§ **DIRECTIONS FOR THIS TASK**: Copy every line of the data that includes the string "Mato".

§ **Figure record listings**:
----
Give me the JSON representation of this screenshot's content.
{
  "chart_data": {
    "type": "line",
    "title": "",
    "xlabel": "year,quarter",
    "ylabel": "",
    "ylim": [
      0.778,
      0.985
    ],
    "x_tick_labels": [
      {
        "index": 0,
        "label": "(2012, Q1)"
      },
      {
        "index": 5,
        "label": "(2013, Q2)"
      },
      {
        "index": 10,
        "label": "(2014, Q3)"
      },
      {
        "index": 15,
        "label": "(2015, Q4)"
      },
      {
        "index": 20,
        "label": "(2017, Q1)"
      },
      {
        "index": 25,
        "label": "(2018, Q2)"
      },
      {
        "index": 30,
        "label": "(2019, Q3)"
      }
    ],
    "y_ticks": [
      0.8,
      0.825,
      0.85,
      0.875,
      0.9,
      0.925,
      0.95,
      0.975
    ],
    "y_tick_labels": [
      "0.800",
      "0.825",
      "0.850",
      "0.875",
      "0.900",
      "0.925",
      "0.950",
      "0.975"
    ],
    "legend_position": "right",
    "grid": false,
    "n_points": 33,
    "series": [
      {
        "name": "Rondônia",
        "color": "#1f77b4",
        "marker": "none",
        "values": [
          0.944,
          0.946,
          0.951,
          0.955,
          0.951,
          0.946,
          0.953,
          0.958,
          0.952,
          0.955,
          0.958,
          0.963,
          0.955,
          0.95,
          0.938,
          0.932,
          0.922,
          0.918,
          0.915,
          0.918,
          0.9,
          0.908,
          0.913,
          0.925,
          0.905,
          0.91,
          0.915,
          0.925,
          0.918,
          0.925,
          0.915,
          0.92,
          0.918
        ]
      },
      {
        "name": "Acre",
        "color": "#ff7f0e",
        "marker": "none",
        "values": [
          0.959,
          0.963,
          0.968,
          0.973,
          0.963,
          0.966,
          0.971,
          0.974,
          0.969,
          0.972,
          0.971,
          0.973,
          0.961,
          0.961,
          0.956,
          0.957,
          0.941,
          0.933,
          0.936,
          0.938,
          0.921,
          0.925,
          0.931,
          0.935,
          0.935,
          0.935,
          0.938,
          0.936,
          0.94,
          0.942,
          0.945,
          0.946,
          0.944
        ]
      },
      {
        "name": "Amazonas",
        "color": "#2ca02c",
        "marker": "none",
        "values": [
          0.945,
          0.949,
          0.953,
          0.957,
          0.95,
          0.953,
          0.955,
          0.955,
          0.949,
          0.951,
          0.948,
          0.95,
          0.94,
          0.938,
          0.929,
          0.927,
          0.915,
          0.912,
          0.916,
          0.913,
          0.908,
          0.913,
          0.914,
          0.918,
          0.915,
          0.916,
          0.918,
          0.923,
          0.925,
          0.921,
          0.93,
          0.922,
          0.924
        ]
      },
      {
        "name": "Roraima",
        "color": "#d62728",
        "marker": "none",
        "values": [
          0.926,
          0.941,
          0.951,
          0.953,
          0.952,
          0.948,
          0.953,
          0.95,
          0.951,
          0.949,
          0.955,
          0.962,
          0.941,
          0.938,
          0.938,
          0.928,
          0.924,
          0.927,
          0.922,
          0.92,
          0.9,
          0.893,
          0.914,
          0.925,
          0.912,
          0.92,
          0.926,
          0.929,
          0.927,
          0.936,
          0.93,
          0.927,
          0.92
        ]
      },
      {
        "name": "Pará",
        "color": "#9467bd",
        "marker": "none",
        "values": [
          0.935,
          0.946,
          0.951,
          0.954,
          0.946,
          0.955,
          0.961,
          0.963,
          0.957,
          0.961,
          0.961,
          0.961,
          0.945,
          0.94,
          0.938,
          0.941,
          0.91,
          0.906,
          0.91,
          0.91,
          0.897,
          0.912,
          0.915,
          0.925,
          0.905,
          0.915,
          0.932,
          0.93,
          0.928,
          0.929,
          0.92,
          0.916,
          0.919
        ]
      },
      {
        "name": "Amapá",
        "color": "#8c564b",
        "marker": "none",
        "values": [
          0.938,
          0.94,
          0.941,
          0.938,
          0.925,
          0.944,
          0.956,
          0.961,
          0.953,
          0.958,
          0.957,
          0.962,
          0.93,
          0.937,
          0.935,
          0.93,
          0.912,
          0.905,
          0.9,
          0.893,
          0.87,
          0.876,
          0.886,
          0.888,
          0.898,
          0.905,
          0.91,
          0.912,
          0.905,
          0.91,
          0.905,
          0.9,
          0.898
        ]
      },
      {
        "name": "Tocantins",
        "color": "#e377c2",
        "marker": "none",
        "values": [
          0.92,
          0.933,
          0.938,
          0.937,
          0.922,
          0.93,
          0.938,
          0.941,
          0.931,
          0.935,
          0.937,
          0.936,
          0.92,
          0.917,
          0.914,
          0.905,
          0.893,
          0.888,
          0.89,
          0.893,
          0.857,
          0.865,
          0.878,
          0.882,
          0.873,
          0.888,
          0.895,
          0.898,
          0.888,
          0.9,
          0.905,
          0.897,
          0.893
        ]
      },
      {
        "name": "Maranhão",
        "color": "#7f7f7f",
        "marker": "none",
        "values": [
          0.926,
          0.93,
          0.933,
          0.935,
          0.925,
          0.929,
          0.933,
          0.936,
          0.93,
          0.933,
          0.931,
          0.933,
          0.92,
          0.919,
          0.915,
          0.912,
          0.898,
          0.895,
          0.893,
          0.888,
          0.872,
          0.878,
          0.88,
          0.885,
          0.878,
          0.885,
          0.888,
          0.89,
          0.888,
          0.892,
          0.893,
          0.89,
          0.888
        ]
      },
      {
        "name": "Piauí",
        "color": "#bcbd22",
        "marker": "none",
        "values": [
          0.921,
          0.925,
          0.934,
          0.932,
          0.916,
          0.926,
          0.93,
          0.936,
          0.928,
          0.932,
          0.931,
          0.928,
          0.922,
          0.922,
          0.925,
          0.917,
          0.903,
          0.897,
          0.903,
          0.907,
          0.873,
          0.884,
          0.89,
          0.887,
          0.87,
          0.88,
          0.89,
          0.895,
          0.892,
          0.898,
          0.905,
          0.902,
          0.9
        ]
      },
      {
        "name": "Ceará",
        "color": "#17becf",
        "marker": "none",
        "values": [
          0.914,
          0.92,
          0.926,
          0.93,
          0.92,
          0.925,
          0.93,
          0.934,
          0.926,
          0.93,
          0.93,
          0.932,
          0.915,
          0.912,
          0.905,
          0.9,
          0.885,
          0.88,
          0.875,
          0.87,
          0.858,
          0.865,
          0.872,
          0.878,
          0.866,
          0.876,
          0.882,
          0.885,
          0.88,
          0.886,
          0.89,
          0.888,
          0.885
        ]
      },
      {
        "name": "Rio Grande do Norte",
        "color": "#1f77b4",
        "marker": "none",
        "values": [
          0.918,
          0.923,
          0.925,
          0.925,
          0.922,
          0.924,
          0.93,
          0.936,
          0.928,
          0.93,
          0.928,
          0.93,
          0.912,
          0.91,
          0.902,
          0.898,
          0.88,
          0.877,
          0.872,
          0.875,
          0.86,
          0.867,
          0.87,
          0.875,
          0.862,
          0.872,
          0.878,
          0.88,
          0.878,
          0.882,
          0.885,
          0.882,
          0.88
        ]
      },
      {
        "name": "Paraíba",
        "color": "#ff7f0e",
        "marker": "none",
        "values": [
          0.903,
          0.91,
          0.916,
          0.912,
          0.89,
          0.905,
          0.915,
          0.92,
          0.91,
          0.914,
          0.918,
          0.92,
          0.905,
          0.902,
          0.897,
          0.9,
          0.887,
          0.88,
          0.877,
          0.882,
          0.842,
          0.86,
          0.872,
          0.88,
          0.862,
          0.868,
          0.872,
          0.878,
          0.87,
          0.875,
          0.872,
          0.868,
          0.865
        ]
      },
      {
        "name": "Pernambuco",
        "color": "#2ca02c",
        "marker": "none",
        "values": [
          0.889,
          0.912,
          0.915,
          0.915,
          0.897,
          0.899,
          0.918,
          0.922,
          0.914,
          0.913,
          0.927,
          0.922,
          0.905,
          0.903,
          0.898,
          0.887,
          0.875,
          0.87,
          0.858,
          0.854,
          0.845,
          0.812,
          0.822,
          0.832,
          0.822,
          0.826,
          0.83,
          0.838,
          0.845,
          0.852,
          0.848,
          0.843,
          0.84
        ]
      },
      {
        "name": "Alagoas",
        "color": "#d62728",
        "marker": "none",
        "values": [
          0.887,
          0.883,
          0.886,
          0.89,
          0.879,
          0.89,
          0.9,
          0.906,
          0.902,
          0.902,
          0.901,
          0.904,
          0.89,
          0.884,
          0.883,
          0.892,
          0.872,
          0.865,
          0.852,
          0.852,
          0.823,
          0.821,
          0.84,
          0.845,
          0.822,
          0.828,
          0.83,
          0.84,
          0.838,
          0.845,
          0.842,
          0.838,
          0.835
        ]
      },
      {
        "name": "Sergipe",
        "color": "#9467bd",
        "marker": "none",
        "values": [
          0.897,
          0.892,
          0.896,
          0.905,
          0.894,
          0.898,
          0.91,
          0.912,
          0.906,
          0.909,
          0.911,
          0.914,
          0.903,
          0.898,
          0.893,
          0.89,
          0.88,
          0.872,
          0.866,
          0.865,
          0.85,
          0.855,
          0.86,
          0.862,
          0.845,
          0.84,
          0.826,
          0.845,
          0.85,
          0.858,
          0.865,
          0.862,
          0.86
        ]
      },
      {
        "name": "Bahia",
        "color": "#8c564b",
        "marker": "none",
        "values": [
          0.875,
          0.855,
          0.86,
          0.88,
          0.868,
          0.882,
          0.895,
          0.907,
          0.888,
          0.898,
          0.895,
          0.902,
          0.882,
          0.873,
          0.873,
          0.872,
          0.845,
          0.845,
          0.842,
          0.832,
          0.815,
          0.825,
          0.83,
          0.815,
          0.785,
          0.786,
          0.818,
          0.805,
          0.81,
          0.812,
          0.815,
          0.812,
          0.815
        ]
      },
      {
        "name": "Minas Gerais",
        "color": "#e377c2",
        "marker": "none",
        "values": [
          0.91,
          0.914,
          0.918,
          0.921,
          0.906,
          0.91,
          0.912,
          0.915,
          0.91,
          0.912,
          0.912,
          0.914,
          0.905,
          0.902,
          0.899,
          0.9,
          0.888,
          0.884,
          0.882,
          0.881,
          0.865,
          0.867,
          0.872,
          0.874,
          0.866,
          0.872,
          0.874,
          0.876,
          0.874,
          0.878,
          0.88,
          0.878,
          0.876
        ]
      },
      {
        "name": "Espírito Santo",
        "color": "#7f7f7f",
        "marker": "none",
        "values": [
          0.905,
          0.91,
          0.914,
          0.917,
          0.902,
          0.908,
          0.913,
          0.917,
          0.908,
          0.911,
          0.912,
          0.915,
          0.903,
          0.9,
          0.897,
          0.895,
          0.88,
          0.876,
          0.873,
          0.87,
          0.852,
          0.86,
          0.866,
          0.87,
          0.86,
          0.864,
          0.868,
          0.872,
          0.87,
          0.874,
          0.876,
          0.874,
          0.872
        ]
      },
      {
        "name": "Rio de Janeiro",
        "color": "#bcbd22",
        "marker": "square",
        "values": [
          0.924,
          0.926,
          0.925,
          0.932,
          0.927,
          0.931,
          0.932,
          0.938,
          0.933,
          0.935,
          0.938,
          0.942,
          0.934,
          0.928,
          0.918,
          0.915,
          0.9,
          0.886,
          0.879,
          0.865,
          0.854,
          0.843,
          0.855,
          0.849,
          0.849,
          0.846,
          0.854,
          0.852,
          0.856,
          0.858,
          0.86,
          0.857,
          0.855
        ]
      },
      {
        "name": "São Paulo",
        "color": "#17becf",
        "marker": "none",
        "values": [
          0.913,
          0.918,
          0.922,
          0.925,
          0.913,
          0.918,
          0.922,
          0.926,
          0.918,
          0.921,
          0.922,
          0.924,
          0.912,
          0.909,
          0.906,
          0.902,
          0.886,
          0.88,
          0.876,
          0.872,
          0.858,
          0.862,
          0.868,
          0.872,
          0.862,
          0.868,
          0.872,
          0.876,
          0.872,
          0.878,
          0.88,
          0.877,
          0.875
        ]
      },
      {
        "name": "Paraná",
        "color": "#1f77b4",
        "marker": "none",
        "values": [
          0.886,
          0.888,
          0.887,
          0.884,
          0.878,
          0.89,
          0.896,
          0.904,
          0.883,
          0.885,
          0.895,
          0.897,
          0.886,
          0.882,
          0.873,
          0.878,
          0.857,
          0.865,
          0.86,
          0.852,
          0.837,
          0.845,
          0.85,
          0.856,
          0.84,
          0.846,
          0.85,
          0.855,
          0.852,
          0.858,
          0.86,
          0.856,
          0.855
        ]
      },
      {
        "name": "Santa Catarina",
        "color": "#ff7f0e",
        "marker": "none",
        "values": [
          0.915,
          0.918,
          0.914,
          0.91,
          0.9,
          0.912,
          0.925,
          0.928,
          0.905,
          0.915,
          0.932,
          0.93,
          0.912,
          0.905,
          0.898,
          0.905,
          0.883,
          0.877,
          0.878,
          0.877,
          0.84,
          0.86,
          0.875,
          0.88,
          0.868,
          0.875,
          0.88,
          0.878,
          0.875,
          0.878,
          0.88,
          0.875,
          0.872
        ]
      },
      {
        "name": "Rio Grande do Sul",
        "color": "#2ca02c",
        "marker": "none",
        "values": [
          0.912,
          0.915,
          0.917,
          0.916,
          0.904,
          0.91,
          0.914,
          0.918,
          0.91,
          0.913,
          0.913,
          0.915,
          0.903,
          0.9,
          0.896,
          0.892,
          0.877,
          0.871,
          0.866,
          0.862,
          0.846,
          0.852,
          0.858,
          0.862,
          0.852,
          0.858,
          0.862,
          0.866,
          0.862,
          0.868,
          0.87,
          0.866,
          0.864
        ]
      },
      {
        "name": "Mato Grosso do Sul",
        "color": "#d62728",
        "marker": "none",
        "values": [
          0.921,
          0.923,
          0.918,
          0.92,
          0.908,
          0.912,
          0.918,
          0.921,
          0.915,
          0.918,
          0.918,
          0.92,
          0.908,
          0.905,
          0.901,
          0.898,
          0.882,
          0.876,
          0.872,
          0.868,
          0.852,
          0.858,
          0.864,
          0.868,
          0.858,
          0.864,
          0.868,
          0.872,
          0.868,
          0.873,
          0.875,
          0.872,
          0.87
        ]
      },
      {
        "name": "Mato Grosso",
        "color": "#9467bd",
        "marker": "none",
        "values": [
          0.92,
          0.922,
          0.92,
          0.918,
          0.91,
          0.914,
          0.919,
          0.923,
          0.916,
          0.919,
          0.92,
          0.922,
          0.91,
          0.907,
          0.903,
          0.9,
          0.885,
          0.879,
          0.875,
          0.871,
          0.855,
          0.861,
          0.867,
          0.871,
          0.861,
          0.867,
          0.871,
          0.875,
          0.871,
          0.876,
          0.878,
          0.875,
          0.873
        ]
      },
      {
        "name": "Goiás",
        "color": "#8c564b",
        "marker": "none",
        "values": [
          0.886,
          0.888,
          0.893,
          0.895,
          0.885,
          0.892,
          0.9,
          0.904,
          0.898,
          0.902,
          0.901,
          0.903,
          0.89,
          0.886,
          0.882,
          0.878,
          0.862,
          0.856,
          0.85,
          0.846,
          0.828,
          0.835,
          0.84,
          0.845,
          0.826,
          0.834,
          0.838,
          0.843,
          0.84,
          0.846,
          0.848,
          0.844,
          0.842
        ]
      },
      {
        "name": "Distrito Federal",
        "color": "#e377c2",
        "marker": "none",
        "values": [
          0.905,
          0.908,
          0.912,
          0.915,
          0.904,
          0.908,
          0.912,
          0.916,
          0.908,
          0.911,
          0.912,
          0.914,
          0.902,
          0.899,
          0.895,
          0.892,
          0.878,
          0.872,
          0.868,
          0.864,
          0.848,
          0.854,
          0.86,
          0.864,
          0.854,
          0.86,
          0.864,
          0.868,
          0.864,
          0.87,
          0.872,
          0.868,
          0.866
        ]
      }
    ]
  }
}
----
§ **RESPONSE BELOW**:
        "name": "Mato Grosso do Sul",
        "name": "Mato Grosso",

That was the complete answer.